■ Source data:
<<<<
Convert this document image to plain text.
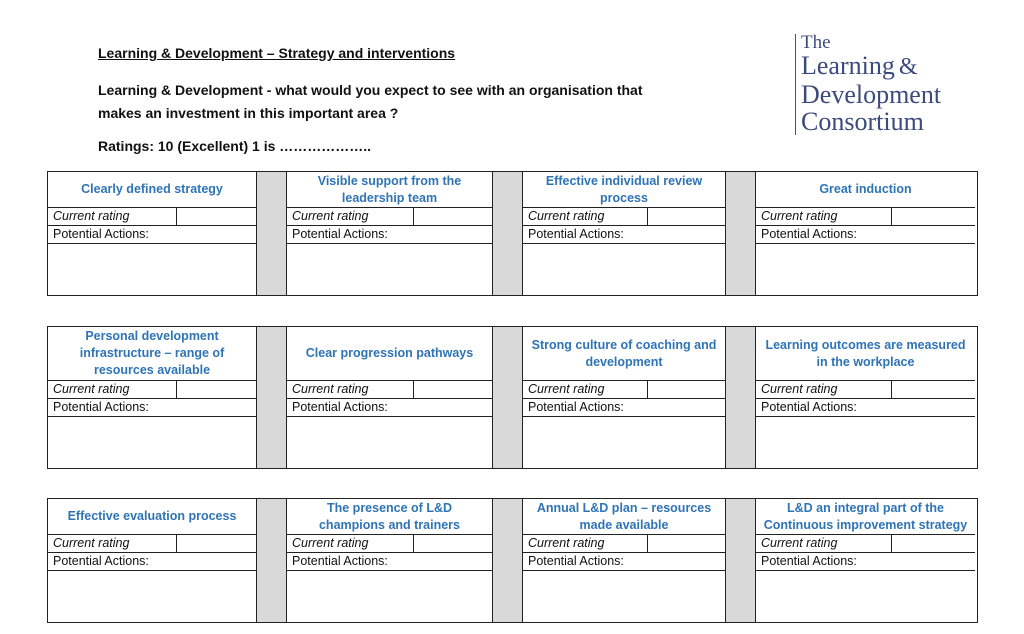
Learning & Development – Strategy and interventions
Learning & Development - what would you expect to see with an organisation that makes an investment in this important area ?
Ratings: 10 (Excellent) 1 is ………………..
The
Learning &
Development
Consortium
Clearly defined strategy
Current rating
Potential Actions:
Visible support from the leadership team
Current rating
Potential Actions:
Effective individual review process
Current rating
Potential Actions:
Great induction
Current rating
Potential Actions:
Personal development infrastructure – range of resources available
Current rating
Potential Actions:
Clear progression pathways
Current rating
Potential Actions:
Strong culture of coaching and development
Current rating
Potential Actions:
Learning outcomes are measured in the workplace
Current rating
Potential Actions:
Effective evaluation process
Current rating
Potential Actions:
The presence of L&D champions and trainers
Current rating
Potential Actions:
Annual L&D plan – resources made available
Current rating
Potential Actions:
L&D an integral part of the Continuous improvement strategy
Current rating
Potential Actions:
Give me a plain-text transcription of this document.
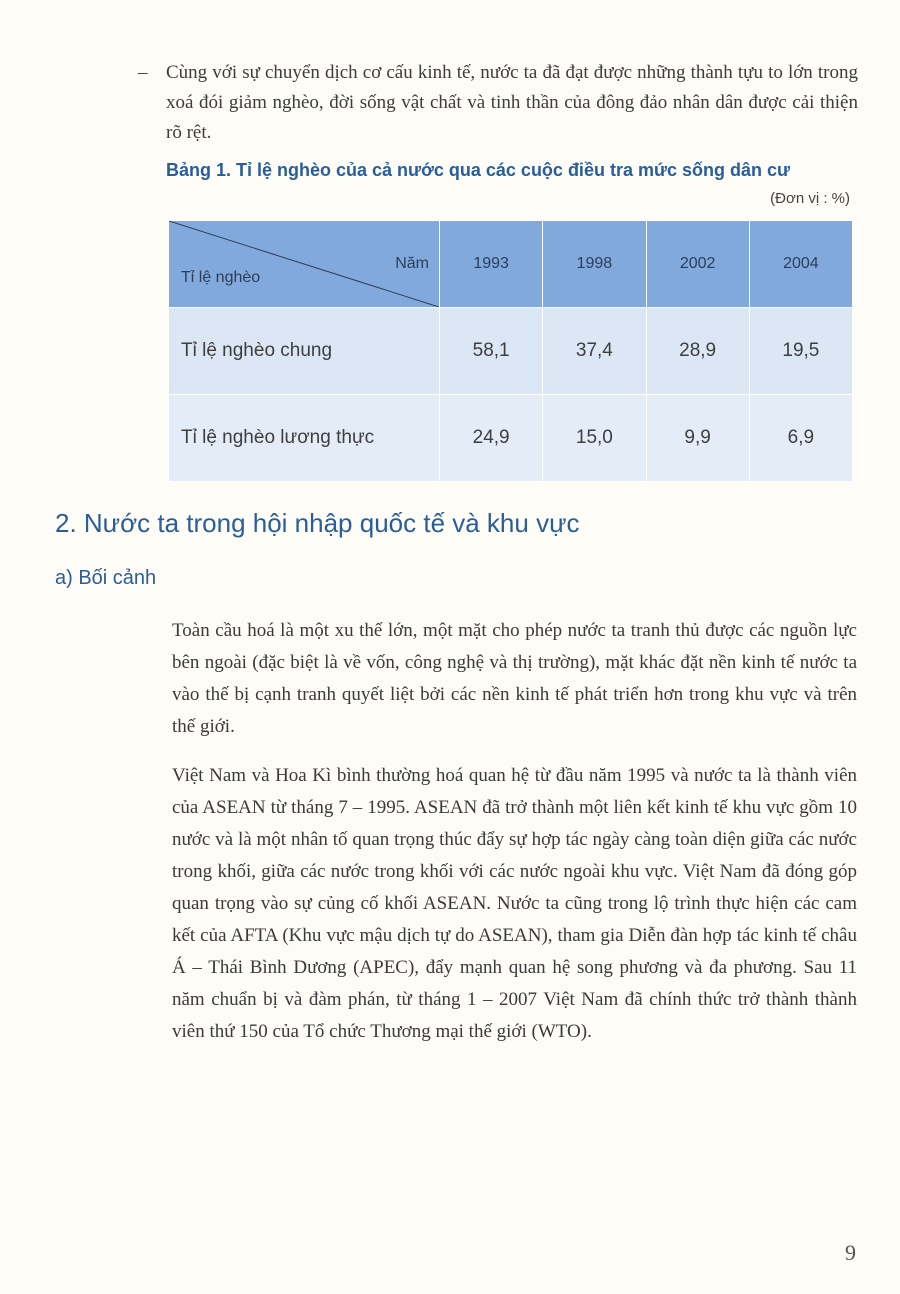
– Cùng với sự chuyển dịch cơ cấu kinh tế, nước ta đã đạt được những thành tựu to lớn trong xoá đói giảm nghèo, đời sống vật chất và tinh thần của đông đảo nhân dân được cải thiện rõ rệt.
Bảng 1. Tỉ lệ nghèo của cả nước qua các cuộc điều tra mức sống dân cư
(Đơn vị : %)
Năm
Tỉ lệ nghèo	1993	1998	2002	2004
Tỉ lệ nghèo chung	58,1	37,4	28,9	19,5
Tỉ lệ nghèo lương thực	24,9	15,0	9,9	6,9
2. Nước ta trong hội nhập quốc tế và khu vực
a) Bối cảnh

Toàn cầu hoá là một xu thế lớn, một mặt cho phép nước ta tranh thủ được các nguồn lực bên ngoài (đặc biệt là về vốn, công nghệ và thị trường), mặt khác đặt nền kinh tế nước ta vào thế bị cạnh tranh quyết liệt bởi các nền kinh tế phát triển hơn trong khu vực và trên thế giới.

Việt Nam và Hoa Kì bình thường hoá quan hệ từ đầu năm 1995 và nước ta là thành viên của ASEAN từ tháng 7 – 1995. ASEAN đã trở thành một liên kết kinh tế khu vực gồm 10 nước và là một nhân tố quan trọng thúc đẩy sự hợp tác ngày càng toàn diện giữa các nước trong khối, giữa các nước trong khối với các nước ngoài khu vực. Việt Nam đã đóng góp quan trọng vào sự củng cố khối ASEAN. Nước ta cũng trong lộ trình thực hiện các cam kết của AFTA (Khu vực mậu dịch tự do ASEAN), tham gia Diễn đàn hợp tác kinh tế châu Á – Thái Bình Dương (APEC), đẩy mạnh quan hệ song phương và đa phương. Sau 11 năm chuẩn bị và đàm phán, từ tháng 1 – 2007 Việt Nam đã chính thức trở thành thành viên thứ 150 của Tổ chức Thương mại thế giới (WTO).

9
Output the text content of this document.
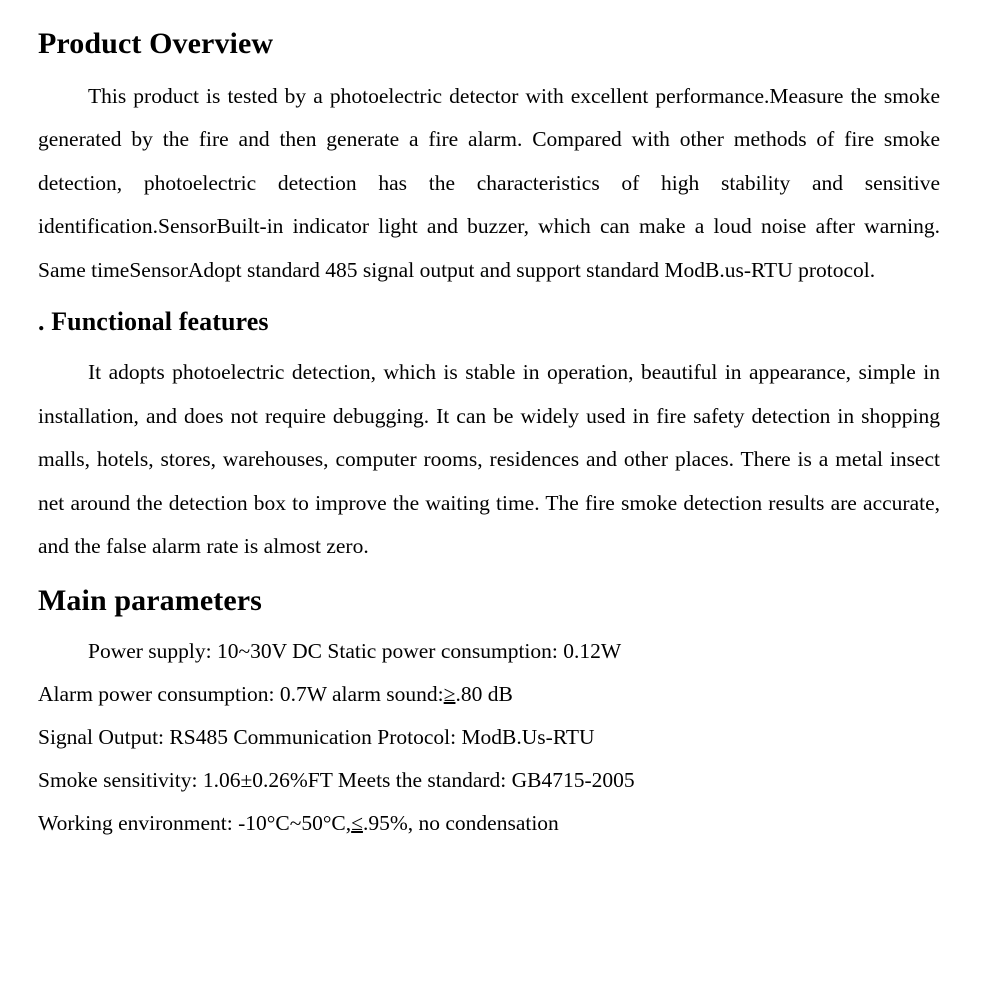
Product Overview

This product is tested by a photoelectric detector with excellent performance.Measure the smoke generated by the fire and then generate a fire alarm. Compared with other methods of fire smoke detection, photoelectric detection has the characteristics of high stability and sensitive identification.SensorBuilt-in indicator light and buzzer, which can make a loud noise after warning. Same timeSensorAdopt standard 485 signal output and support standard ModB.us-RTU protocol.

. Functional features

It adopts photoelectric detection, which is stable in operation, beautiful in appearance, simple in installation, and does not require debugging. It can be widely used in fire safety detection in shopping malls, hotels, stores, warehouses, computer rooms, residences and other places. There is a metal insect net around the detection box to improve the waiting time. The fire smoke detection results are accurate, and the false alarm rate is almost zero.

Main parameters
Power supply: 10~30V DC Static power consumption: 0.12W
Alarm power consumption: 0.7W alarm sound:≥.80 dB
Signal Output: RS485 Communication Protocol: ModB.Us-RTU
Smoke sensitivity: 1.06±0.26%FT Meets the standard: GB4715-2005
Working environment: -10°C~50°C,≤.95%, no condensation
>>>>
■ REQUEST:
All lines above containing the string "process" are to be collected.

■ RESPONSE TO THE TASK:
Effective individual review process
Effective evaluation process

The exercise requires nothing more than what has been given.